Retype every entry in its entirety, without alteration.

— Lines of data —
++++
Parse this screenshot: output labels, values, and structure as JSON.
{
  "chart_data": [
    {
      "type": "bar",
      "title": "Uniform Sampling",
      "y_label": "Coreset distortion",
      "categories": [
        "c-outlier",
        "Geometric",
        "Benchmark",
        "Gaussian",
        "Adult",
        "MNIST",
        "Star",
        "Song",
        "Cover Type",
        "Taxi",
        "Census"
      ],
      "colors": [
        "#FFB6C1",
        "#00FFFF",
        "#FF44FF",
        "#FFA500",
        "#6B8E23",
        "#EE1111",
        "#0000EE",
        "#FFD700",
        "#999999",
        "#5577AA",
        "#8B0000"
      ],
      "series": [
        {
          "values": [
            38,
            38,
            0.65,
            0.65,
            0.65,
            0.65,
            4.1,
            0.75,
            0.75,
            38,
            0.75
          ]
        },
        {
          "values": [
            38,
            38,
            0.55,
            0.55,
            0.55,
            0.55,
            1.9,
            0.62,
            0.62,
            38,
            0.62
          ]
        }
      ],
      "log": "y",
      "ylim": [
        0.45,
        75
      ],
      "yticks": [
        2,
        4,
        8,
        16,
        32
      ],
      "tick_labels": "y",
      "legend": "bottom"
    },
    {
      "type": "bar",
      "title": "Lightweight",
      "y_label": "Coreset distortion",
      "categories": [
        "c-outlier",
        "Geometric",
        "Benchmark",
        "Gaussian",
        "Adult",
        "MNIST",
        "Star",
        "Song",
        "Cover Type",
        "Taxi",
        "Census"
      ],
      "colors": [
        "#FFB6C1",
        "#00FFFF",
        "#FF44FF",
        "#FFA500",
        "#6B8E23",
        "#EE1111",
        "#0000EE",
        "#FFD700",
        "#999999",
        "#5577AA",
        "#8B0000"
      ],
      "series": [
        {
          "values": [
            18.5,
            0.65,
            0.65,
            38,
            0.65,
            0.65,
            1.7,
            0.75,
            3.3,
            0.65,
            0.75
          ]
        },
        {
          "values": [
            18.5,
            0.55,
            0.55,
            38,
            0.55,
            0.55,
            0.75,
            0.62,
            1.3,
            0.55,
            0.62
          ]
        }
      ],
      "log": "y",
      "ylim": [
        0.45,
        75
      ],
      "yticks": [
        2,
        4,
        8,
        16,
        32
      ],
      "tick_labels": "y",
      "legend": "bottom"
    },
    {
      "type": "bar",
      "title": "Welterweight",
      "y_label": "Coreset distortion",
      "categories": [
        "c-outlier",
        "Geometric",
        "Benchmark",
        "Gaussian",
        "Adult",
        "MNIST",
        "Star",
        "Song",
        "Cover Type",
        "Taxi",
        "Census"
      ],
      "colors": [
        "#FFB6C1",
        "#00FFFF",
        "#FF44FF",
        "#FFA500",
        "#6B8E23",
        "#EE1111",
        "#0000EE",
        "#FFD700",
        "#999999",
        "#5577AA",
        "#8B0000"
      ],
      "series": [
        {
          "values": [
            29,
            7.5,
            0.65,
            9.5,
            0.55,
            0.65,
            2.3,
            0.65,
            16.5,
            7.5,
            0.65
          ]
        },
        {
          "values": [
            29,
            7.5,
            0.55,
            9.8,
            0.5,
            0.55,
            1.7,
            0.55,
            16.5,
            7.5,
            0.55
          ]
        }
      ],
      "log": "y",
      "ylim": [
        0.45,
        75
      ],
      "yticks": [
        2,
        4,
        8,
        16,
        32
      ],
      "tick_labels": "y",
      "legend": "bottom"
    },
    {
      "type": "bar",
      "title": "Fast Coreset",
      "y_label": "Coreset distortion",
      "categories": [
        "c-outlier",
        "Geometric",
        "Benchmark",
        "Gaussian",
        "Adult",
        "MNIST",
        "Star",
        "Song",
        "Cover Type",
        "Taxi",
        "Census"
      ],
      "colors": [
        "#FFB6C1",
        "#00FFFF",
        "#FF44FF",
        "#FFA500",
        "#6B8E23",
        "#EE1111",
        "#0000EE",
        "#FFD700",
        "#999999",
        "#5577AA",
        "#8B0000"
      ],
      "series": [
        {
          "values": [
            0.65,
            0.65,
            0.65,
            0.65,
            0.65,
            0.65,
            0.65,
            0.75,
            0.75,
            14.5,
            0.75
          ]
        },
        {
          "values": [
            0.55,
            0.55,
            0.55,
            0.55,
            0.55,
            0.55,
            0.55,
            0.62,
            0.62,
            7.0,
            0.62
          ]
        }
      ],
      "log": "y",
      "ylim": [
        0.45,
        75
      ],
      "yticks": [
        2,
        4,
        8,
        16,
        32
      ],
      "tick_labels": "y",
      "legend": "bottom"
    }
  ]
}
++++
— Task response —
Parse this screenshot: output labels, values, and structure as JSON.
{
  "chart_data": [
    {
      "type": "bar",
      "title": "Uniform Sampling",
      "y_label": "Coreset distortion",
      "categories": [
        "c-outlier",
        "Geometric",
        "Benchmark",
        "Gaussian",
        "Adult",
        "MNIST",
        "Star",
        "Song",
        "Cover Type",
        "Taxi",
        "Census"
      ],
      "colors": [
        "#FFB6C1",
        "#00FFFF",
        "#FF44FF",
        "#FFA500",
        "#6B8E23",
        "#EE1111",
        "#0000EE",
        "#FFD700",
        "#999999",
        "#5577AA",
        "#8B0000"
      ],
      "series": [
        {
          "values": [
            38,
            38,
            0.65,
            0.65,
            0.65,
            0.65,
            4.1,
            0.75,
            0.75,
            38,
            0.75
          ]
        },
        {
          "values": [
            38,
            38,
            0.55,
            0.55,
            0.55,
            0.55,
            1.9,
            0.62,
            0.62,
            38,
            0.62
          ]
        }
      ],
      "log": "y",
      "ylim": [
        0.45,
        75
      ],
      "yticks": [
        2,
        4,
        8,
        16,
        32
      ],
      "tick_labels": "y",
      "legend": "bottom"
    },
    {
      "type": "bar",
      "title": "Lightweight",
      "y_label": "Coreset distortion",
      "categories": [
        "c-outlier",
        "Geometric",
        "Benchmark",
        "Gaussian",
        "Adult",
        "MNIST",
        "Star",
        "Song",
        "Cover Type",
        "Taxi",
        "Census"
      ],
      "colors": [
        "#FFB6C1",
        "#00FFFF",
        "#FF44FF",
        "#FFA500",
        "#6B8E23",
        "#EE1111",
        "#0000EE",
        "#FFD700",
        "#999999",
        "#5577AA",
        "#8B0000"
      ],
      "series": [
        {
          "values": [
            18.5,
            0.65,
            0.65,
            38,
            0.65,
            0.65,
            1.7,
            0.75,
            3.3,
            0.65,
            0.75
          ]
        },
        {
          "values": [
            18.5,
            0.55,
            0.55,
            38,
            0.55,
            0.55,
            0.75,
            0.62,
            1.3,
            0.55,
            0.62
          ]
        }
      ],
      "log": "y",
      "ylim": [
        0.45,
        75
      ],
      "yticks": [
        2,
        4,
        8,
        16,
        32
      ],
      "tick_labels": "y",
      "legend": "bottom"
    },
    {
      "type": "bar",
      "title": "Welterweight",
      "y_label": "Coreset distortion",
      "categories": [
        "c-outlier",
        "Geometric",
        "Benchmark",
        "Gaussian",
        "Adult",
        "MNIST",
        "Star",
        "Song",
        "Cover Type",
        "Taxi",
        "Census"
      ],
      "colors": [
        "#FFB6C1",
        "#00FFFF",
        "#FF44FF",
        "#FFA500",
        "#6B8E23",
        "#EE1111",
        "#0000EE",
        "#FFD700",
        "#999999",
        "#5577AA",
        "#8B0000"
      ],
      "series": [
        {
          "values": [
            29,
            7.5,
            0.65,
            9.5,
            0.55,
            0.65,
            2.3,
            0.65,
            16.5,
            7.5,
            0.65
          ]
        },
        {
          "values": [
            29,
            7.5,
            0.55,
            9.8,
            0.5,
            0.55,
            1.7,
            0.55,
            16.5,
            7.5,
            0.55
          ]
        }
      ],
      "log": "y",
      "ylim": [
        0.45,
        75
      ],
      "yticks": [
        2,
        4,
        8,
        16,
        32
      ],
      "tick_labels": "y",
      "legend": "bottom"
    },
    {
      "type": "bar",
      "title": "Fast Coreset",
      "y_label": "Coreset distortion",
      "categories": [
        "c-outlier",
        "Geometric",
        "Benchmark",
        "Gaussian",
        "Adult",
        "MNIST",
        "Star",
        "Song",
        "Cover Type",
        "Taxi",
        "Census"
      ],
      "colors": [
        "#FFB6C1",
        "#00FFFF",
        "#FF44FF",
        "#FFA500",
        "#6B8E23",
        "#EE1111",
        "#0000EE",
        "#FFD700",
        "#999999",
        "#5577AA",
        "#8B0000"
      ],
      "series": [
        {
          "values": [
            0.65,
            0.65,
            0.65,
            0.65,
            0.65,
            0.65,
            0.65,
            0.75,
            0.75,
            14.5,
            0.75
          ]
        },
        {
          "values": [
            0.55,
            0.55,
            0.55,
            0.55,
            0.55,
            0.55,
            0.55,
            0.62,
            0.62,
            7.0,
            0.62
          ]
        }
      ],
      "log": "y",
      "ylim": [
        0.45,
        75
      ],
      "yticks": [
        2,
        4,
        8,
        16,
        32
      ],
      "tick_labels": "y",
      "legend": "bottom"
    }
  ]
}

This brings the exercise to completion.